■ Apply what you read ■
1. Could you output the part of the CADASIL overview that opens with the words containing "The incidence and" and closes with "immediately before death.", copied word for word?
2. Can you turn the paragraph of the CADASIL overview that begins "The exact mortality rate" into a brief list that keeps its main facts?

■ Passage for review ■
Cerebral autosomal dominant arteriopathy with subcortical infarcts and leukoencephalopathy (CADASIL) is the most common form of hereditary cerebral angiopathy (see image below). As the name implies, it is dominantly inherited. The condition was first described more than 30 years ago in a Swedish family  , although the acronym CADASIL did not emerge until the early 1990s  . Clinically, CADASIL is associated with progressive dementia, mood disorders, migraine, and recurrent subcortical cerebral infarctions.
CADASIL is caused by a mutation in the NOTCH3 gene on chromosome 19q12. The gene mutation was first identified in 1996.  NOTCH3 codes for a transmembrane receptor protein whose function is not precisely known. The NOTCH3 receptor is located on the surface of smooth muscle cells surrounding arteries. Mutations are typically located within epidermal growth factor–like repeat domains in the extracellular part of the NOTCH3 receptor.  Accumulation of the pathologic NOTCH3 receptor protein in small and medium-sized cerebral arteries is responsible for the pathogenesis and phenotypic presentation of CADASIL.  Cerebral infarctions result from thickening and fibrosis of the walls of small and medium-sized arteries.
The incidenceand prevalence of CADASIL in the United States are not known.
The incidence and prevalence of CADASIL worldwide are not known.
The exact mortality rate in patients with CADASIL is unknown. The age at onset for stroke is 45-50 years. The mean age at death has been reported to be 61 years after a mean disease duration of approximately 23 years.  Men tend to die earlier than women.  Fewer than half of patients older than age 60 could walk without assistance.  Close to 80% of patients are completely dependent immediately before death. 
Although CADASIL was first reported in European families, it has been observed in American, Middle Eastern, African, and Asiatic pedigrees. 
CADASIL appears to be equally distributed between men and women.

■ Given records ■
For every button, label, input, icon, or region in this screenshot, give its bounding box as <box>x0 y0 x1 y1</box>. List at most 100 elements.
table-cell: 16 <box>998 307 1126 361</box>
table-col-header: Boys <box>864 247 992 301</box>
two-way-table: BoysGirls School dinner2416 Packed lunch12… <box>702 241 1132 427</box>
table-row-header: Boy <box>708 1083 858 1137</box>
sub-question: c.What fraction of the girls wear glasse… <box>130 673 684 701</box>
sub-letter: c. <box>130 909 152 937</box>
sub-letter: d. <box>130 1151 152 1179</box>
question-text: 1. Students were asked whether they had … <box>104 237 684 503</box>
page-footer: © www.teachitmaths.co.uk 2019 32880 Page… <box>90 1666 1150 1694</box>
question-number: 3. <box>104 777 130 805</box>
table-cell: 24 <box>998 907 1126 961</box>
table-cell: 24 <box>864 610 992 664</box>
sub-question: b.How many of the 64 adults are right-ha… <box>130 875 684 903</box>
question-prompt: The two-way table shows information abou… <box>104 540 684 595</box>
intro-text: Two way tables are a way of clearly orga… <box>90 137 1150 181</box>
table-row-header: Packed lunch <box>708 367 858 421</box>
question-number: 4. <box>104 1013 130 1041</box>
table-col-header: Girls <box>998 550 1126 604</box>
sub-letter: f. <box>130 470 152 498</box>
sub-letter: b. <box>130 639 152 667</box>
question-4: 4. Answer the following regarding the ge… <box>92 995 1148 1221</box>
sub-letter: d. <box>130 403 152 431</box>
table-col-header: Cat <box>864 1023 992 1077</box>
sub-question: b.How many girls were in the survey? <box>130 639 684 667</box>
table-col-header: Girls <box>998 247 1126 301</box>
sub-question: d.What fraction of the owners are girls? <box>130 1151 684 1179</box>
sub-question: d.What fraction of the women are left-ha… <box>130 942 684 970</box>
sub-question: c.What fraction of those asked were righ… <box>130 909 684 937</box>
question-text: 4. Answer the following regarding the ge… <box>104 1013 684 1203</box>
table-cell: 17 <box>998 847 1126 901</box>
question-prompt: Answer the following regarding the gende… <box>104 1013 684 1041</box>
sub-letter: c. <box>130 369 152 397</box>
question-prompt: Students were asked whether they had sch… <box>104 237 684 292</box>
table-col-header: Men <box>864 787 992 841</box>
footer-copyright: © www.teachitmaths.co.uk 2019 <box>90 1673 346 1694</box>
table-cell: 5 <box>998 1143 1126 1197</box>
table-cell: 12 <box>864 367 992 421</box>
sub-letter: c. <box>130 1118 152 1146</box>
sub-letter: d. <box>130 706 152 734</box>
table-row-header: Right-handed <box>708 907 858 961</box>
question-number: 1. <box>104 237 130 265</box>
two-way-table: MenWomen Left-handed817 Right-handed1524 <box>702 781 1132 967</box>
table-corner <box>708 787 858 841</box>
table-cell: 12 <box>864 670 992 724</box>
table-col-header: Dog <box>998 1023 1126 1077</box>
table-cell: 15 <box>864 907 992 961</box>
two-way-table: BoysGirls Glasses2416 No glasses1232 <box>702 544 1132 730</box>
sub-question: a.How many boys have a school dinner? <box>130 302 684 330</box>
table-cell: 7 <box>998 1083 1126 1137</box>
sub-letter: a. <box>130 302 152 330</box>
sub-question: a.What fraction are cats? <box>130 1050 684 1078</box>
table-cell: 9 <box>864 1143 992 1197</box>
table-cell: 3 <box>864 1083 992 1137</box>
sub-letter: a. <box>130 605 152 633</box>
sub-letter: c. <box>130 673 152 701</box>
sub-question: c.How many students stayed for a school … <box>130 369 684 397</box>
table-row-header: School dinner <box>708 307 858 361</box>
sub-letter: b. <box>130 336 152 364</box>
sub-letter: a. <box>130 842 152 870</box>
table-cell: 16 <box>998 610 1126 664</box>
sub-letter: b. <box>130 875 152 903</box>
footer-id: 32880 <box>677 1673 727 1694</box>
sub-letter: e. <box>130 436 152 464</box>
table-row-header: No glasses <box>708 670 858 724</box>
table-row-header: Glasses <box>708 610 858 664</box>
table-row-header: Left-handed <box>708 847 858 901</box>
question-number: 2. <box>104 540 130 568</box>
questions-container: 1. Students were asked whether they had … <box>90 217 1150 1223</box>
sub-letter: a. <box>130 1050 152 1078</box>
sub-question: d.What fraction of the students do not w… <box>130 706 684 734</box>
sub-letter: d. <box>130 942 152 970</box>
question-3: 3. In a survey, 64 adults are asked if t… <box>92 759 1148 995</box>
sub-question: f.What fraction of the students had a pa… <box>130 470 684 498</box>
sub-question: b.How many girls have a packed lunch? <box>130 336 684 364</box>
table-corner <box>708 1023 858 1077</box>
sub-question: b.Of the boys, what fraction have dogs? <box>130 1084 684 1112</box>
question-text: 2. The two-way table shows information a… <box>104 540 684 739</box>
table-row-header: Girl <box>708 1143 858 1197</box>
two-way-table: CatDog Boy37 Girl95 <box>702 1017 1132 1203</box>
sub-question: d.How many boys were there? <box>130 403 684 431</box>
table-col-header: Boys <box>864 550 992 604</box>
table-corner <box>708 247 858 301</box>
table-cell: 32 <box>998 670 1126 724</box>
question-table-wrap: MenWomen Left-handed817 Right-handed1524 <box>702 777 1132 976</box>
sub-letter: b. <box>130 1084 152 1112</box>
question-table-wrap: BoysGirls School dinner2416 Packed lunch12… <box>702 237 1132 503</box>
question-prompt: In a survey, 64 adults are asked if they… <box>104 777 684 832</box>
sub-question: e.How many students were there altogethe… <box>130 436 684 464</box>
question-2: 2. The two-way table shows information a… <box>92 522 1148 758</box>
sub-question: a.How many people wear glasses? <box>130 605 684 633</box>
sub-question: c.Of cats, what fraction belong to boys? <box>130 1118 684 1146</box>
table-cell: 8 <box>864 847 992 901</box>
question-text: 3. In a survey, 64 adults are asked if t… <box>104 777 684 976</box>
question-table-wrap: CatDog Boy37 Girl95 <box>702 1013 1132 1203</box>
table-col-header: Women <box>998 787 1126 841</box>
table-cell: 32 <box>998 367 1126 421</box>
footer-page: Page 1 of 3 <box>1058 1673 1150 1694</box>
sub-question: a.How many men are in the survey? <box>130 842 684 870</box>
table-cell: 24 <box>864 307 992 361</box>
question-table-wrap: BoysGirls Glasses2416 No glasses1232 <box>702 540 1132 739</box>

■ Numbered answers ■
1.
The incidence and prevalence of CADASIL worldwide are not known.
The exact mortality rate in patients with CADASIL is unknown. The age at onset for stroke is 45-50 years. The mean age at death has been reported to be 61 years after a mean disease duration of approximately 23 years.  Men tend to die earlier than women.  Fewer than half of patients older than age 60 could walk without assistance.  Close to 80% of patients are completely dependent immediately before death.

2.
- The exact mortality rate is unknown.
- Stroke begins at age 45-50.
- Mean age at death is reported as 61, after a mean disease duration of about 23 years.
- Men tend to die earlier than women.
- Fewer than half of patients older than 60 could walk without assistance.
- Close to 80% are completely dependent immediately before death.